JudikaturOGH

1Ob29/06f – OGH Entscheidung

Entscheidung
07. März 2006

Kopf

Der Oberste Gerichtshof hat als Revisionsgericht durch den Senatspräsidenten des Obersten Gerichtshofs Dr. Gerstenecker als Vorsitzenden sowie durch die Hofräte des Obersten Gerichtshofs Dr. Zechner, Univ. Doz. Dr. Bydlinski, Dr. Fichtenau und Dr. Glawischnig als weitere Richter in der Rechtssache der klagenden Partei Wohnungseigentümergemeinschaft des Hauses C*****, vertreten durch Dr. Hans Böck, Rechtsanwalt in Wien, gegen die beklagte Partei Christian S*****, vertreten durch Dr. Christian Burghardt, Rechtsanwalt in Wien, wegen EUR 4.213,12 sA, infolge ordentlicher Revision der klagenden Partei gegen das Urteil des Landesgerichts für Zivilrechtssachen Wien als Berufungsgericht vom 17. November 2005, GZ 36 R 563/05v-39, mit dem das Urteil des Bezirksgerichts Döbling vom 22. März 2005, GZ 4 C 103/04b-33, bestätigt wurde, in nichtöffentlicher Sitzung den Beschluss

gefasst:

Spruch

Die Revision wird zurückgewiesen.

Die beklagte Partei hat die Kosten ihrer Revisionsbeantwortung selbst zu tragen.

Text

Begründung:

Auf Grund der Mitteilung einer Nachbarin wurde von einem im Auftrag der Hausverwaltung einschreitenden Installateur festgestellt, dass das Wasser im WC der Wohnung des Beklagten wegen des Fehlens eines Schwimmers im Wasserbecken ständig floss und in den Kanal ablief. Der Beklagte verweigerte die Durchführung von Reparaturarbeiten. Er leidet seit längerem an einer chronisch-paranoiden Psychose und war nicht in der Lage einzusehen, welche Folgen das ihm vorgeworfene Fehlverhalten haben würde.

Die klagende Partei begehrte letztlich EUR 4.113,12 samt Zinsen und stützte ihr Begehren schließlich nur auf die (verschuldensunabhängige) Haftung des Beklagten nach § 1318 ABGB. Durch das Fehlverhalten des Beklagten seien erhebliche Mehrkosten für die Hausgemeinschaft entstanden, die vorerst von dieser getragen worden seien.

(Auszug Datensatz)
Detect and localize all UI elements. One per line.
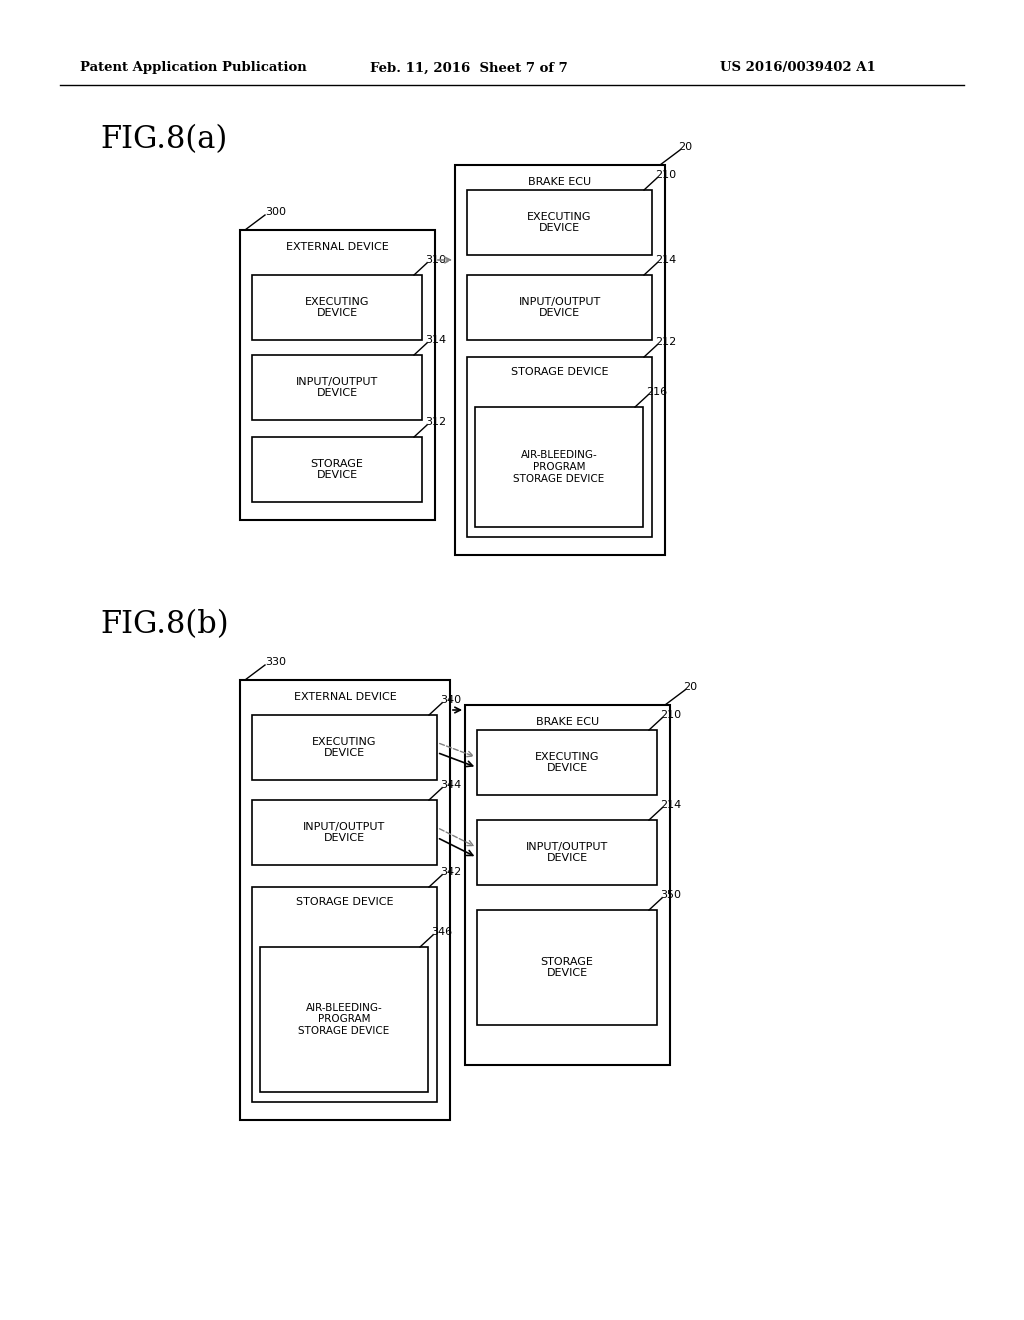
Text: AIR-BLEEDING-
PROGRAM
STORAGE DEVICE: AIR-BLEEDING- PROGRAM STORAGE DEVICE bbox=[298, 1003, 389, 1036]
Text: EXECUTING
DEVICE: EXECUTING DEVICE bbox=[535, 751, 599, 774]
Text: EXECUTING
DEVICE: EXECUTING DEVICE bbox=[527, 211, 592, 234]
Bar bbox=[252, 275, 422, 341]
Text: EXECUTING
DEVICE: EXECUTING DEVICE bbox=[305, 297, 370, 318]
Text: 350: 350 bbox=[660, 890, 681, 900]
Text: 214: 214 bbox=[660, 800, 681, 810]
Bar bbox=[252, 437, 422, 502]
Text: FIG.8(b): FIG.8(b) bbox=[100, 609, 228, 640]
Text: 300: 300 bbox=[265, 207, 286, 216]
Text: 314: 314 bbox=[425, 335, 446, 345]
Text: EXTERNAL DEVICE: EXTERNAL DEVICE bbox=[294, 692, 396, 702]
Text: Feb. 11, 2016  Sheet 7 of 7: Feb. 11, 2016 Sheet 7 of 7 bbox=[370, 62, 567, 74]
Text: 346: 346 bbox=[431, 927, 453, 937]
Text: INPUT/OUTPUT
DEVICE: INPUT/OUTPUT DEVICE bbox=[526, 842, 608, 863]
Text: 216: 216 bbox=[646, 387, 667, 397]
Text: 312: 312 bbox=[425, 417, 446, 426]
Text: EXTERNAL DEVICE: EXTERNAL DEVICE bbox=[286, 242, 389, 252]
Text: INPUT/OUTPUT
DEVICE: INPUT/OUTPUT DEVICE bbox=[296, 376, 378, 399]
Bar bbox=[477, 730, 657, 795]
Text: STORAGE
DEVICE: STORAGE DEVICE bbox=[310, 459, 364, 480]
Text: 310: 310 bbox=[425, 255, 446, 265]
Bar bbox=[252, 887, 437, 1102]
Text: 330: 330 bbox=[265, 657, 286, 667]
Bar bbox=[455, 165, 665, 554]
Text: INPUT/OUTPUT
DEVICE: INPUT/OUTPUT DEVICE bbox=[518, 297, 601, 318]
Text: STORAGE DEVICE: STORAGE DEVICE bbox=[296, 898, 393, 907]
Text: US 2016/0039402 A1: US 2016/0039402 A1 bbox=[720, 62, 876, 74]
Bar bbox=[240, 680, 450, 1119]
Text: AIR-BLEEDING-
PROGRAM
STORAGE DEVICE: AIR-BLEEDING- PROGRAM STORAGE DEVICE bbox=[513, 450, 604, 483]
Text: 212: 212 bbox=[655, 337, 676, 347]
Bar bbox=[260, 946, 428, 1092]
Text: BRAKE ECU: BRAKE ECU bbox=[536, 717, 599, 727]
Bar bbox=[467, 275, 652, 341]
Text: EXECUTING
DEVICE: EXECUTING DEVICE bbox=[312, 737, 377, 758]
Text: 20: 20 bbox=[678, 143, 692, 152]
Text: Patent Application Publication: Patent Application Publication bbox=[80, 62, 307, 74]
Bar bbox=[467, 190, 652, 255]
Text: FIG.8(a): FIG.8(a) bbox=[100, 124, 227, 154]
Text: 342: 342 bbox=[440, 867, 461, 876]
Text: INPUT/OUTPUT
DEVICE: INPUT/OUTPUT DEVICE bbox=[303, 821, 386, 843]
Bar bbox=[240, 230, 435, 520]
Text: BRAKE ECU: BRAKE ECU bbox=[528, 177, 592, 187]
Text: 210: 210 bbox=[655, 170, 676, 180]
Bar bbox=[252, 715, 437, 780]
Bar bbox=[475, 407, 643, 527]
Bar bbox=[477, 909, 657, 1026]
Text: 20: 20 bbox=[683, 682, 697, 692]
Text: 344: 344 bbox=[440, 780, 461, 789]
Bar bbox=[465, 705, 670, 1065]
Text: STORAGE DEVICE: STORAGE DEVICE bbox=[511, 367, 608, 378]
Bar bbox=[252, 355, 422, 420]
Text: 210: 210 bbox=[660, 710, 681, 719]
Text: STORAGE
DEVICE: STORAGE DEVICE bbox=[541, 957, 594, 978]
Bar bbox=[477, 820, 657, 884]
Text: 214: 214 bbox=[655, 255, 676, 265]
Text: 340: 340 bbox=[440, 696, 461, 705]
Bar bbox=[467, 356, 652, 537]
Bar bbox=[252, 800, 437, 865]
---
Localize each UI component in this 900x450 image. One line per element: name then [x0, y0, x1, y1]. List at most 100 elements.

(Aufgaben)
• 1. Warum lief laut der Gerichtsentscheidung zum laufenden WC das Wasser in der Wohnung des Beklagten ständig?
• 2. Übernimm aus der Gerichtsentscheidung zum laufenden WC wörtlich alles von „Auf Grund der“ bis hinunter zu „Fehlverhalten haben würde.“.
• 3. Schreib die Gerichtsentscheidung zum laufenden WC ab der Stelle weiter, an der sie aufhört.

(Lösungen der Reihe)
• 1. Weil im Wasserbecken ein Schwimmer fehlte.

• 2.
Auf Grund der Mitteilung einer Nachbarin wurde von einem im Auftrag der Hausverwaltung einschreitenden Installateur festgestellt, dass das Wasser im WC der Wohnung des Beklagten wegen des Fehlens eines Schwimmers im Wasserbecken ständig floss und in den Kanal ablief. Der Beklagte verweigerte die Durchführung von Reparaturarbeiten. Er leidet seit längerem an einer chronisch-paranoiden Psychose und war nicht in der Lage einzusehen, welche Folgen das ihm vorgeworfene Fehlverhalten haben würde.

• 3.
Der Beklagte wandte dagegen ein, es mangle an einer Rechtsgrundlage, die es der Wohnungseigentümergemeinschaft erlaube, einen erhöhten Wasserverbrauch auf den diesen verursachenden Miteigentümer zu überwälzen. Nach allgemeinem Schadenersatzrecht hafte er jedenfalls schon deshalb nicht, weil er nicht zurechnungsfähig gewesen sei. Das Erstgericht wies das Klagebegehren ab. Eine Haftung nach § 1318 ABGB komme nur in Betracht, wenn absolut geschützte Güter geschädigt werden. Schutzzweck der Norm sei es nicht, reine Vermögensschäden, die durch einen erhöhten Wasserverbrauch eingetreten sind, auszugleichen.

Das Berufungsgericht bestätigte diese Entscheidung und erklärte die ordentliche Revision für zulässig. Die Rechtsprechung habe eine Haftung nach § 1318 ABGB ausschließlich in Fällen der Beschädigung körperlicher Sachen, die durch in der Wohnung gefährlich verwahrte Gegenstände, etwa Wasser, beschädigt oder unbrauchbar gemacht wurden, bejaht. Ein etwaiger Mehrverbrauch an Wasser, der auf ein Fehlverhalten des Wohnungsinhabers zurückzuführen sei, sowie der Ersatz dieses Mehrverbrauchs sei noch niemals der Bestimmung des § 1318 ABGB unterstellt worden. Gegen eine derartige Unterstellung spreche bereits der bloße Gesetzeswortlaut, der von einer Beschädigung durch Herabfallen, Herauswerfen oder Herausgießen spreche. Da bezüglich der Frage des Ersatzes eines Mehrverbrauchs Rechtsprechung des Obersten Gerichtshofs zur Anwendung des § 1318 ABGB nicht existiere, sei die ordentliche Revision zulässig.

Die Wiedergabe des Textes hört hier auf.